▸ **Recorded information**
-------------------------

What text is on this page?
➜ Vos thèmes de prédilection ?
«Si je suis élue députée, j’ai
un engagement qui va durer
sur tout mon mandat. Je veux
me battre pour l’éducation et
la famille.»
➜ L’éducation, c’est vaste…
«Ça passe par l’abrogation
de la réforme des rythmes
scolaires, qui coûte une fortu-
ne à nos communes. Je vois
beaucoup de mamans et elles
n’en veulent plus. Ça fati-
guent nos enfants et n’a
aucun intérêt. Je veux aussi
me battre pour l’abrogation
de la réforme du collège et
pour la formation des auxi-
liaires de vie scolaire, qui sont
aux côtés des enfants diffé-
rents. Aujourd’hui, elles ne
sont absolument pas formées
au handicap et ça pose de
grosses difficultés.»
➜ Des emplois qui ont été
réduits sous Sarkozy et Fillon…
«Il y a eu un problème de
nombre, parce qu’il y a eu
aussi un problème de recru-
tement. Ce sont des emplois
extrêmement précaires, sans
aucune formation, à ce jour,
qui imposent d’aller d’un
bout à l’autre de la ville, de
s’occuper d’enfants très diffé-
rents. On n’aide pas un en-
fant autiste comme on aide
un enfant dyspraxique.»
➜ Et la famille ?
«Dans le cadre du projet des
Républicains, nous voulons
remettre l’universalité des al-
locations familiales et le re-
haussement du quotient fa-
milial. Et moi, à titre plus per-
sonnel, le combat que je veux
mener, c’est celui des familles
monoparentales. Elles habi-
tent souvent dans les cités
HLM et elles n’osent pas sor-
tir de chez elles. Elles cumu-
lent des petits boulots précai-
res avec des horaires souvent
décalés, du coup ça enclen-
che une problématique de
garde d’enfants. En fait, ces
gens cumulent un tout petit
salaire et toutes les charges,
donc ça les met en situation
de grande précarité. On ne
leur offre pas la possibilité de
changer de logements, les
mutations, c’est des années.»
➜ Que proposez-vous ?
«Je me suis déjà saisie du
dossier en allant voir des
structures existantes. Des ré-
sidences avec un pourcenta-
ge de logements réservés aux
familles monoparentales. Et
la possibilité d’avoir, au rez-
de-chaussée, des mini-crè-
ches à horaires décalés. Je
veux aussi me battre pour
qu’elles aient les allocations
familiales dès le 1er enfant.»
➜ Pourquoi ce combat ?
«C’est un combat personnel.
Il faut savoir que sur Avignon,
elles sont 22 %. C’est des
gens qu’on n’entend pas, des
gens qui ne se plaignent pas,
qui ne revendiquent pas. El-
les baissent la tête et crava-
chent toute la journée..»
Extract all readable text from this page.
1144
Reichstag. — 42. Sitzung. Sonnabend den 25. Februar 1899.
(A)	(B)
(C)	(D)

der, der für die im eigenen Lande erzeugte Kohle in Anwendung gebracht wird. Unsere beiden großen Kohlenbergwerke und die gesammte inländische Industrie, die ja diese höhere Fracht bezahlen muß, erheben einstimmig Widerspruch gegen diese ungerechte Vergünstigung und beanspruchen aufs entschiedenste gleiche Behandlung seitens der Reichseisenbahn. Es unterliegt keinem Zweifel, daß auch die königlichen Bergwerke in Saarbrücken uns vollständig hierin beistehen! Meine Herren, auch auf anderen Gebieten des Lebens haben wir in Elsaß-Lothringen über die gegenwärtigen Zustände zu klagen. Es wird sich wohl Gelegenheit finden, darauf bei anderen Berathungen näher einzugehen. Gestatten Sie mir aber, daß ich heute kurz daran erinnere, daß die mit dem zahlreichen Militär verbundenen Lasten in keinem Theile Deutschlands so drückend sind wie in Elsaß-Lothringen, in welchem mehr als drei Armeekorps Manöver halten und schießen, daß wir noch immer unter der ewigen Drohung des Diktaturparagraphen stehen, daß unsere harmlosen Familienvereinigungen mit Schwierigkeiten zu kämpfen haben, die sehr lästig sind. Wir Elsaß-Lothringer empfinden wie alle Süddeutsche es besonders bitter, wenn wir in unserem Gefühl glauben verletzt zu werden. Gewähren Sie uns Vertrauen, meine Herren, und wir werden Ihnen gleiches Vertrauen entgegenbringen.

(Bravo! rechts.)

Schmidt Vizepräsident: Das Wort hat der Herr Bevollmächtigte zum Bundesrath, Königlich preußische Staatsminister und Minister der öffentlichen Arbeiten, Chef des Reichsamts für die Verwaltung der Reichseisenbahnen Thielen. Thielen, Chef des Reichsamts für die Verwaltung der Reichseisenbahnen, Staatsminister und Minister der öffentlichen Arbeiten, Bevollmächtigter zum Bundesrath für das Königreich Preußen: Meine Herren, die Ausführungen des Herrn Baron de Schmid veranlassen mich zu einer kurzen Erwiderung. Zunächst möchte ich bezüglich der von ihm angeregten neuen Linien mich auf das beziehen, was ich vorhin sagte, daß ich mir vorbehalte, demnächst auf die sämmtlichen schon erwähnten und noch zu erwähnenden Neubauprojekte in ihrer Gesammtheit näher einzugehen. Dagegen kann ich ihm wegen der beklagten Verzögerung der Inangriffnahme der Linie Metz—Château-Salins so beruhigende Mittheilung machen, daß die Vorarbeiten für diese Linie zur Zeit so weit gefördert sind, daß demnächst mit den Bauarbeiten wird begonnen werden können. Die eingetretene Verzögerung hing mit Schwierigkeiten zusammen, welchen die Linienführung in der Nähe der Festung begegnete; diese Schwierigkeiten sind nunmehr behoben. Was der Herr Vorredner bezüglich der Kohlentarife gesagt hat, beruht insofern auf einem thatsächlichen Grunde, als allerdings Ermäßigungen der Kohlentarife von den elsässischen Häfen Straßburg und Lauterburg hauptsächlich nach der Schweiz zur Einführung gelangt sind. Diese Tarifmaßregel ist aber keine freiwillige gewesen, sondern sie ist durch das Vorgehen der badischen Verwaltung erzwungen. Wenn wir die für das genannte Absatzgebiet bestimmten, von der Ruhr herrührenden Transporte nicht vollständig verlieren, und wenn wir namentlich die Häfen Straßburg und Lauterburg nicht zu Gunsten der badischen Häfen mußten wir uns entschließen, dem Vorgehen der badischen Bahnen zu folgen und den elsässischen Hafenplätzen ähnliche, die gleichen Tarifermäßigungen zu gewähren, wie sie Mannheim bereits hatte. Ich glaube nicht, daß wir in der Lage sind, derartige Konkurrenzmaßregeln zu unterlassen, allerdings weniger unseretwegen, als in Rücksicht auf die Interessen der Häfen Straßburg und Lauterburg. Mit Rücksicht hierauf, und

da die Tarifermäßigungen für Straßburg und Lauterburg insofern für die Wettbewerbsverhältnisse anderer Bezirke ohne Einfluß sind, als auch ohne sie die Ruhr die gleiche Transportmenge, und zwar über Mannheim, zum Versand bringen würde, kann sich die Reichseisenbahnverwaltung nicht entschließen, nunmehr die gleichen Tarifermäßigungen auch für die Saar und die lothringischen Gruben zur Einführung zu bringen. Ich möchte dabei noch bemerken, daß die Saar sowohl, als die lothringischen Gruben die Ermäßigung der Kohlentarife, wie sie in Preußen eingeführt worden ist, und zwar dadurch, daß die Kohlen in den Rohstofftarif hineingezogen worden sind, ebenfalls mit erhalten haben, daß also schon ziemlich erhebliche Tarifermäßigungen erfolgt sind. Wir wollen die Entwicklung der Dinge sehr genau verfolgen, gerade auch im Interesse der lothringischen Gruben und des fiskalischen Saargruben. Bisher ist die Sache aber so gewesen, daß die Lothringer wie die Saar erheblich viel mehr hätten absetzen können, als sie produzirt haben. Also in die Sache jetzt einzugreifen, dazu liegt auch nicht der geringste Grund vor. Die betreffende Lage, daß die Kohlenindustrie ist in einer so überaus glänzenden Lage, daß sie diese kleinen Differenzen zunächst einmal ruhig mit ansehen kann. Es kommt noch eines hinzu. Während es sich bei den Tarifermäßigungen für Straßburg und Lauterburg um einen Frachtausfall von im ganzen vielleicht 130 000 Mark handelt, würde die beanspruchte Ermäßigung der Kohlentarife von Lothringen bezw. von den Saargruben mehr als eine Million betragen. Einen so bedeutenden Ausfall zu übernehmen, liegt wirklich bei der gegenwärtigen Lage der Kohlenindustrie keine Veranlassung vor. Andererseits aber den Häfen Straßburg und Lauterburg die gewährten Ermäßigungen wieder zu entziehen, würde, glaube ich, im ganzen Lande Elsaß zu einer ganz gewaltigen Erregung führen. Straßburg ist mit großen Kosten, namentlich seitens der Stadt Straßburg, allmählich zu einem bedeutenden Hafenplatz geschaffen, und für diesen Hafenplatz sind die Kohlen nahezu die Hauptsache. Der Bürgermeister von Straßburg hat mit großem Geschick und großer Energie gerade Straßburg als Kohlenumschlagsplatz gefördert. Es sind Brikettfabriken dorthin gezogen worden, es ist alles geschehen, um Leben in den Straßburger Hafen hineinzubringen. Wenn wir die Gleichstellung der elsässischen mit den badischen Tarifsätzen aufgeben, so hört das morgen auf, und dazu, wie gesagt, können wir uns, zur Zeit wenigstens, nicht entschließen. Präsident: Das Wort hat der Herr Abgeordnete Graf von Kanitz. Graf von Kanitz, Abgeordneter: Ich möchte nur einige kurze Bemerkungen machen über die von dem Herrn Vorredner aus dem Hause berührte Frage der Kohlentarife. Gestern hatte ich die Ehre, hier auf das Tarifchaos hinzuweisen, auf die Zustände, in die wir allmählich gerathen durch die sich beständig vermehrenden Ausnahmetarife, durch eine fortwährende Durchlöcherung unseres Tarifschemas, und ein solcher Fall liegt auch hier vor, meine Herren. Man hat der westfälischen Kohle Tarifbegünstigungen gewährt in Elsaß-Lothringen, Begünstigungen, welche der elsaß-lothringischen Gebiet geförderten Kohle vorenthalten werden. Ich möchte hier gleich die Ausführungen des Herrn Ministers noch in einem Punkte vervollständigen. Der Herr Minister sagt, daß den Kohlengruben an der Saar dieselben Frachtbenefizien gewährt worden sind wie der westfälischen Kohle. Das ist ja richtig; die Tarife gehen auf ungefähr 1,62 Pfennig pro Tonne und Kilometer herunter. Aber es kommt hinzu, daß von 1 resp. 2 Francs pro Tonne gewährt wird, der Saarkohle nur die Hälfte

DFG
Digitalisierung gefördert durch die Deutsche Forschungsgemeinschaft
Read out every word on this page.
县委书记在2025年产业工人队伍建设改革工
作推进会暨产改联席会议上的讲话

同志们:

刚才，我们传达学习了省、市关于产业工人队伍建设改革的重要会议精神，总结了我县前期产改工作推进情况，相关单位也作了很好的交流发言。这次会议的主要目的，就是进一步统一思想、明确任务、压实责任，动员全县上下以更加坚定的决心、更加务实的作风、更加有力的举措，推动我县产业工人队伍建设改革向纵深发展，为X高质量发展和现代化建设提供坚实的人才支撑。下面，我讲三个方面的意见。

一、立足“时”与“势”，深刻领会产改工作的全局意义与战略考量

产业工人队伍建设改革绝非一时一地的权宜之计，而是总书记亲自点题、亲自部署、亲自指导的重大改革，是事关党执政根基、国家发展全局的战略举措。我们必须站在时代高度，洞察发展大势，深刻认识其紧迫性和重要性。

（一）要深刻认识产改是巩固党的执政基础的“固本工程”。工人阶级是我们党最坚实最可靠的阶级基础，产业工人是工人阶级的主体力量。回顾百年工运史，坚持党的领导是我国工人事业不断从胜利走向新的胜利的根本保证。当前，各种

-------------------------

▸ **Task directions**
What is the number of lines that hold the string "veux"? Give it alone.

▸ **Response to this exercise**
4